▶ [Listed records]:
= = =
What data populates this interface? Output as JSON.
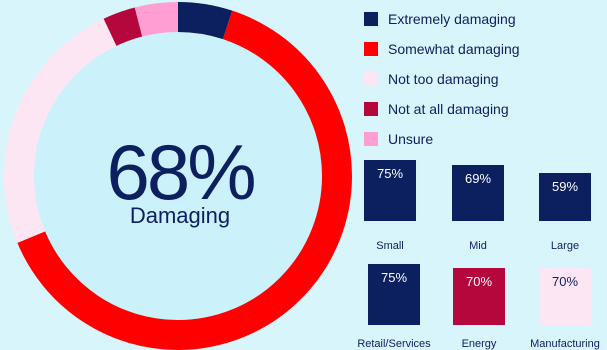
{
  "center": {
    "value": "68%",
    "label": "Damaging"
  },
  "legend": [
    {
      "label": "Extremely damaging",
      "color": "#0c1f5e"
    },
    {
      "label": "Somewhat damaging",
      "color": "#ff0000"
    },
    {
      "label": "Not too damaging",
      "color": "#fde6f3"
    },
    {
      "label": "Not at all damaging",
      "color": "#b5073c"
    },
    {
      "label": "Unsure",
      "color": "#ff9ed2"
    }
  ],
  "chart_data": [
    {
      "type": "pie",
      "donut": true,
      "categories": [
        "Extremely damaging",
        "Somewhat damaging",
        "Not too damaging",
        "Not at all damaging",
        "Unsure"
      ],
      "values": [
        5,
        63,
        24,
        3,
        4
      ],
      "colors": [
        "#0c1f5e",
        "#ff0000",
        "#fde6f3",
        "#b5073c",
        "#ff9ed2"
      ]
    },
    {
      "type": "bar",
      "categories": [
        "Small",
        "Mid",
        "Large",
        "Retail/Services",
        "Energy",
        "Manufacturing"
      ],
      "values": [
        75,
        69,
        59,
        75,
        70,
        70
      ],
      "labels": [
        "75%",
        "69%",
        "59%",
        "75%",
        "70%",
        "70%"
      ],
      "colors": [
        "#0c1f5e",
        "#0c1f5e",
        "#0c1f5e",
        "#0c1f5e",
        "#b5073c",
        "#fde6f3"
      ],
      "ylim": [
        0,
        100
      ]
    }
  ]
}
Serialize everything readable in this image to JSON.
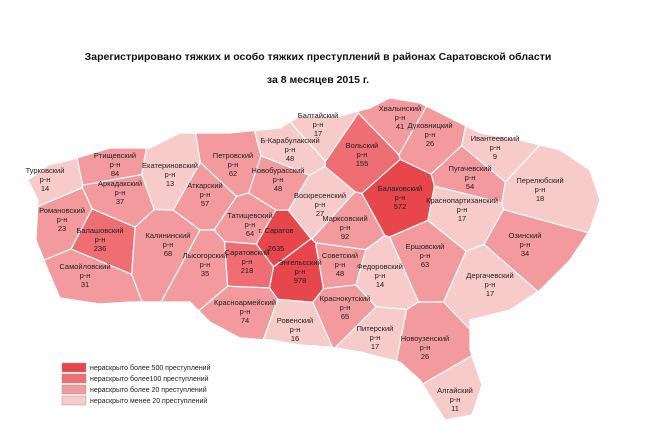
{
  "title": "Зарегистрировано тяжких и особо тяжких преступлений в районах Саратовской области",
  "subtitle": "за 8 месяцев 2015 г.",
  "legend": [
    {
      "label": "нераскрыто более 500 преступлений",
      "color": "#e8464d"
    },
    {
      "label": "нераскрыто более100 преступлений",
      "color": "#ee6e73"
    },
    {
      "label": "нераскрыто более 20 преступлений",
      "color": "#f29a9d"
    },
    {
      "label": "нераскрыто менее 20 преступлений",
      "color": "#f8cbcb"
    }
  ],
  "districts": [
    {
      "name": "Балтайский",
      "kind": "р-н",
      "value": 17,
      "level": 3
    },
    {
      "name": "Хвалынский",
      "kind": "р-н",
      "value": 41,
      "level": 2
    },
    {
      "name": "Вольский",
      "kind": "р-н",
      "value": 155,
      "level": 1
    },
    {
      "name": "Духовницкий",
      "kind": "р-н",
      "value": 26,
      "level": 2
    },
    {
      "name": "Ивантеевский",
      "kind": "р-н",
      "value": 9,
      "level": 3
    },
    {
      "name": "Ртищевский",
      "kind": "р-н",
      "value": 84,
      "level": 2
    },
    {
      "name": "Турковский",
      "kind": "р-н",
      "value": 14,
      "level": 3
    },
    {
      "name": "Екатериновский",
      "kind": "р-н",
      "value": 13,
      "level": 3
    },
    {
      "name": "Петровский",
      "kind": "р-н",
      "value": 62,
      "level": 2
    },
    {
      "name": "Б-Карабулакский",
      "kind": "р-н",
      "value": 48,
      "level": 3
    },
    {
      "name": "Новобурасский",
      "kind": "р-н",
      "value": 48,
      "level": 2
    },
    {
      "name": "Пугачевский",
      "kind": "р-н",
      "value": 54,
      "level": 2
    },
    {
      "name": "Перелюбский",
      "kind": "р-н",
      "value": 18,
      "level": 3
    },
    {
      "name": "Аркадакский",
      "kind": "р-н",
      "value": 37,
      "level": 2
    },
    {
      "name": "Аткарский",
      "kind": "р-н",
      "value": 57,
      "level": 2
    },
    {
      "name": "Балаковский",
      "kind": "р-н",
      "value": 572,
      "level": 0
    },
    {
      "name": "Романовский",
      "kind": "р-н",
      "value": 23,
      "level": 2
    },
    {
      "name": "Воскресенский",
      "kind": "р-н",
      "value": 27,
      "level": 3
    },
    {
      "name": "Краснопартизанский",
      "kind": "р-н",
      "value": 17,
      "level": 3
    },
    {
      "name": "Татищевский",
      "kind": "р-н",
      "value": 64,
      "level": 2
    },
    {
      "name": "Балашовский",
      "kind": "р-н",
      "value": 236,
      "level": 1
    },
    {
      "name": "Калининский",
      "kind": "р-н",
      "value": 68,
      "level": 2
    },
    {
      "name": "г. Саратов",
      "kind": null,
      "value": 2635,
      "level": 0
    },
    {
      "name": "Марксовский",
      "kind": "р-н",
      "value": 92,
      "level": 2
    },
    {
      "name": "Саратовский",
      "kind": "р-н",
      "value": 218,
      "level": 1
    },
    {
      "name": "Ершовский",
      "kind": "р-н",
      "value": 63,
      "level": 2
    },
    {
      "name": "Озинский",
      "kind": "р-н",
      "value": 34,
      "level": 2
    },
    {
      "name": "Лысогорский",
      "kind": "р-н",
      "value": 35,
      "level": 2
    },
    {
      "name": "Энгельсский",
      "kind": "р-н",
      "value": 978,
      "level": 0
    },
    {
      "name": "Советский",
      "kind": "р-н",
      "value": 48,
      "level": 2
    },
    {
      "name": "Самойловский",
      "kind": "р-н",
      "value": 31,
      "level": 2
    },
    {
      "name": "Федоровский",
      "kind": "р-н",
      "value": 14,
      "level": 3
    },
    {
      "name": "Дергачевский",
      "kind": "р-н",
      "value": 17,
      "level": 3
    },
    {
      "name": "Краснокутский",
      "kind": "р-н",
      "value": 65,
      "level": 2
    },
    {
      "name": "Красноармейский",
      "kind": "р-н",
      "value": 74,
      "level": 2
    },
    {
      "name": "Ровенский",
      "kind": "р-н",
      "value": 16,
      "level": 3
    },
    {
      "name": "Питерский",
      "kind": "р-н",
      "value": 17,
      "level": 3
    },
    {
      "name": "Новоузенский",
      "kind": "р-н",
      "value": 26,
      "level": 2
    },
    {
      "name": "Алгайский",
      "kind": "р-н",
      "value": 11,
      "level": 3
    }
  ]
}
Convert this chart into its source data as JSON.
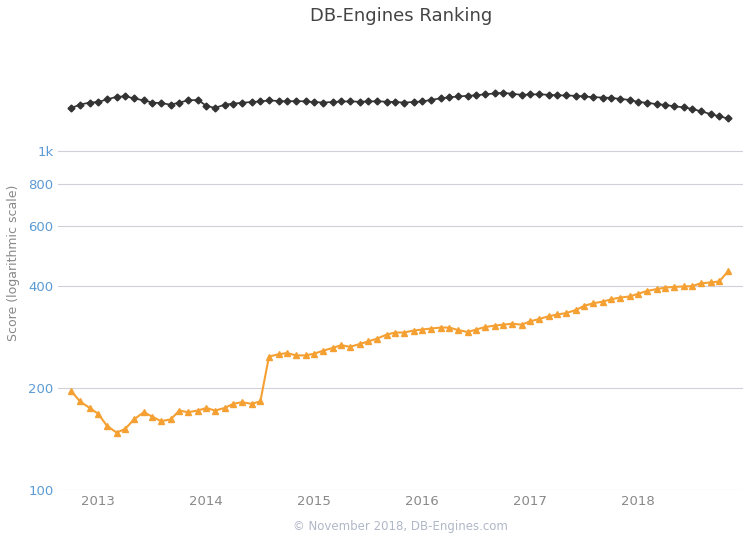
= = =
▶ [Stated problem]:
Pull out every line above that holds the word "JSON".

▶ [Full response]:
What data populates this interface? Output as JSON.
Serialize everything readable in this image to JSON.
Convert this chart into its source data as JSON.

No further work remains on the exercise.